- _WHAT YOU HAVE TO DO_
Copy out every line that contains "Patient".

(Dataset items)
>> start

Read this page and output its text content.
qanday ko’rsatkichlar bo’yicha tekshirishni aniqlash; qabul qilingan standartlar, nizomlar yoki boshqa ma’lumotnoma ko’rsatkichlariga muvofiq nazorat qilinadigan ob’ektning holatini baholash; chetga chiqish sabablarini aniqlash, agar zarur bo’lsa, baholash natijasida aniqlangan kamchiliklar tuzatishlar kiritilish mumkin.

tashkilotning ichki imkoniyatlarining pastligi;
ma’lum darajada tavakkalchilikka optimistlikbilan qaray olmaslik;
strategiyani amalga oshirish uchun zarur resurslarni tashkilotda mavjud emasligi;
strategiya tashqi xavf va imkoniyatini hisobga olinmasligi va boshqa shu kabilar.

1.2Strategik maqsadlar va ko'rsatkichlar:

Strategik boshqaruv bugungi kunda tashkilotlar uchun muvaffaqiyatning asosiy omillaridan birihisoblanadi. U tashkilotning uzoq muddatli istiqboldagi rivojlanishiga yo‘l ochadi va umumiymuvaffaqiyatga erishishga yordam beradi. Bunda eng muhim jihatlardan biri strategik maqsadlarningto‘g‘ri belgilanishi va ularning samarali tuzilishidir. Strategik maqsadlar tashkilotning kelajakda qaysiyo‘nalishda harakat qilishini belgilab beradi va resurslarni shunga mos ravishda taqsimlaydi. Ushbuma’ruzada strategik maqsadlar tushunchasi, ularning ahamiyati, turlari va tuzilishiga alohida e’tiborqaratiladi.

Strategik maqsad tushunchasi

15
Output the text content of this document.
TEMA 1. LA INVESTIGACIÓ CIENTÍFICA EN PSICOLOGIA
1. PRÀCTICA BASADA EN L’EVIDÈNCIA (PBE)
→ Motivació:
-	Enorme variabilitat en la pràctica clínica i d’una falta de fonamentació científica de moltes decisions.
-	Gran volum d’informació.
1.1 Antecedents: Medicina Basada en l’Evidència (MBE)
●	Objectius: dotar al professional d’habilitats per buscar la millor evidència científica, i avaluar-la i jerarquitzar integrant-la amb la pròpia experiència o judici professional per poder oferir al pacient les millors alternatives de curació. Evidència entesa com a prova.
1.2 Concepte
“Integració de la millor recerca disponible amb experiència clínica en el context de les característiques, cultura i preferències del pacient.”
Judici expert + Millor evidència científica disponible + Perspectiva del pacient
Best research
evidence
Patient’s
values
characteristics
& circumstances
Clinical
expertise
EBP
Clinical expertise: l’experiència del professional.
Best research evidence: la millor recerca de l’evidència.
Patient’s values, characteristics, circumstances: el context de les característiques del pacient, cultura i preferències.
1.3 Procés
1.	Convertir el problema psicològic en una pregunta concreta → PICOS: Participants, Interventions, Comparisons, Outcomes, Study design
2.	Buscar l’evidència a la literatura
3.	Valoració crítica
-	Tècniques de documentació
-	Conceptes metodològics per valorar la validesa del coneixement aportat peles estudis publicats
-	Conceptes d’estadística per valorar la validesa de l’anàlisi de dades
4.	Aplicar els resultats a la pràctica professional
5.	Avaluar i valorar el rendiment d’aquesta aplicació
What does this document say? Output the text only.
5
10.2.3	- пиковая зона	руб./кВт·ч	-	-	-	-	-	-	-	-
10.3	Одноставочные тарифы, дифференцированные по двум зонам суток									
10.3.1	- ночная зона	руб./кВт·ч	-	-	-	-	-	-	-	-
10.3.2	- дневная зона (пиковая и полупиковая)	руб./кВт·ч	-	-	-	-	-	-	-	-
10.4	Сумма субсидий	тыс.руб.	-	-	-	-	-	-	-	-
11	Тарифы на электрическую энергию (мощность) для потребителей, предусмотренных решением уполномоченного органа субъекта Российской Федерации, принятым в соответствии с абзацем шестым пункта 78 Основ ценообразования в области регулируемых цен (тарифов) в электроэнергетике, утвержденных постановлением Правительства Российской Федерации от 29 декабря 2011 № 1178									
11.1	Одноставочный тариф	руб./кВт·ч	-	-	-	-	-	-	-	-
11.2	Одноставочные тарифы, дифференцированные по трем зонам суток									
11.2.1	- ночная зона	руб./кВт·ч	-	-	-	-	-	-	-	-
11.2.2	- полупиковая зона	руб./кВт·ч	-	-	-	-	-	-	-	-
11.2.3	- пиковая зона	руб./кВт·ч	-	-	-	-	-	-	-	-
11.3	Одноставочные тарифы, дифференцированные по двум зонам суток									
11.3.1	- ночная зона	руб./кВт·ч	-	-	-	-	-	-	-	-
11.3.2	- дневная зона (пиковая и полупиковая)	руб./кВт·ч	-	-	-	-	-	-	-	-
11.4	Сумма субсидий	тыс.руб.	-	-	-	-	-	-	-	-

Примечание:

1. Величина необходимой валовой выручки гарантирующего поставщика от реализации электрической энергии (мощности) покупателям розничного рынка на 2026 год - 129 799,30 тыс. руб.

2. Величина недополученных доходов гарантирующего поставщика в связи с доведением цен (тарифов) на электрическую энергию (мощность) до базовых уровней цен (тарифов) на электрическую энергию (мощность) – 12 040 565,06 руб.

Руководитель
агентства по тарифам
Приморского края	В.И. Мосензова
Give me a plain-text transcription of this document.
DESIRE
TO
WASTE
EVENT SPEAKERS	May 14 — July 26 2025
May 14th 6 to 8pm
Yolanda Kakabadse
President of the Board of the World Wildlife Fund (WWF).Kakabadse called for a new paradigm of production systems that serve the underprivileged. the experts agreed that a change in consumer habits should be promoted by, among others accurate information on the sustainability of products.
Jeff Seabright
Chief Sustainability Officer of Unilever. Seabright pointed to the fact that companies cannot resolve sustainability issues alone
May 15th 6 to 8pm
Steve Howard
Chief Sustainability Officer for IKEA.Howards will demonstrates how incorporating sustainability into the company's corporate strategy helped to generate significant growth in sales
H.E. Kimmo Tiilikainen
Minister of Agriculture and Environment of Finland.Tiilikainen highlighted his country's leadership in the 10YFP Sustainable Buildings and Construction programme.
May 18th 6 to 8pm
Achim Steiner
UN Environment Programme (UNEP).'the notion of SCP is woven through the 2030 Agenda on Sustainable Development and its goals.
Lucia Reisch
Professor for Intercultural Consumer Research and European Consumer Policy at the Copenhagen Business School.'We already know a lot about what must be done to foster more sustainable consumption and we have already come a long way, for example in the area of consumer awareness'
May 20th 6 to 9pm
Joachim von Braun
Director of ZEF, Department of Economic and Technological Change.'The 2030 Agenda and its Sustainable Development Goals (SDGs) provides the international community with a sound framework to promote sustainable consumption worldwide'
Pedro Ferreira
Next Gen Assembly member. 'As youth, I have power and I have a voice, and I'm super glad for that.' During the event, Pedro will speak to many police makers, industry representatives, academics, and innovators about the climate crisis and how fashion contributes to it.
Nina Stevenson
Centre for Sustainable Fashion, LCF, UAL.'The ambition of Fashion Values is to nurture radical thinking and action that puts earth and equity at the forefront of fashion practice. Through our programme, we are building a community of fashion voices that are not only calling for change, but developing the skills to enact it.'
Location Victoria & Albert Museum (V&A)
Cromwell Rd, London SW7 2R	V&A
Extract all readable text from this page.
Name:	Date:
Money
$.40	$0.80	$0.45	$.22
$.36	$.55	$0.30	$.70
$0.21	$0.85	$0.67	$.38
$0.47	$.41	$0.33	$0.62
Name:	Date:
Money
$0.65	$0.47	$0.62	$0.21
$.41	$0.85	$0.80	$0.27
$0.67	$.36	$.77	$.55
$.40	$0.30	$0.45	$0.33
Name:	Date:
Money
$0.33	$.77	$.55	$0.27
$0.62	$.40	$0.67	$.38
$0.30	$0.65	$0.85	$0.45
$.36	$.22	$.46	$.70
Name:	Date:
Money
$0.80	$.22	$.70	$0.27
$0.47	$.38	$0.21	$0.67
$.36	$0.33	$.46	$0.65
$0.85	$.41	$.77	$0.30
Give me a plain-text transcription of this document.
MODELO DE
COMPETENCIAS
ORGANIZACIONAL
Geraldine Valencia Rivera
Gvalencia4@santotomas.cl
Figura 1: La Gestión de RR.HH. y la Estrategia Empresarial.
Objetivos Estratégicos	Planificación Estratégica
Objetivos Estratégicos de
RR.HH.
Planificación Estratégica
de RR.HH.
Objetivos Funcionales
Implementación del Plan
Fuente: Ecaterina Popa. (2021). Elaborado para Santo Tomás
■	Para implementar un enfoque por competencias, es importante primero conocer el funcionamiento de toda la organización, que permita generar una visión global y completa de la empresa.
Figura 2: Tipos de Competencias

>> end

- _RESULT OF THE EXERCISE_
Patient’s
Patient’s values, characteristics, circumstances: el context de les característiques del pacient, cultura i preferències.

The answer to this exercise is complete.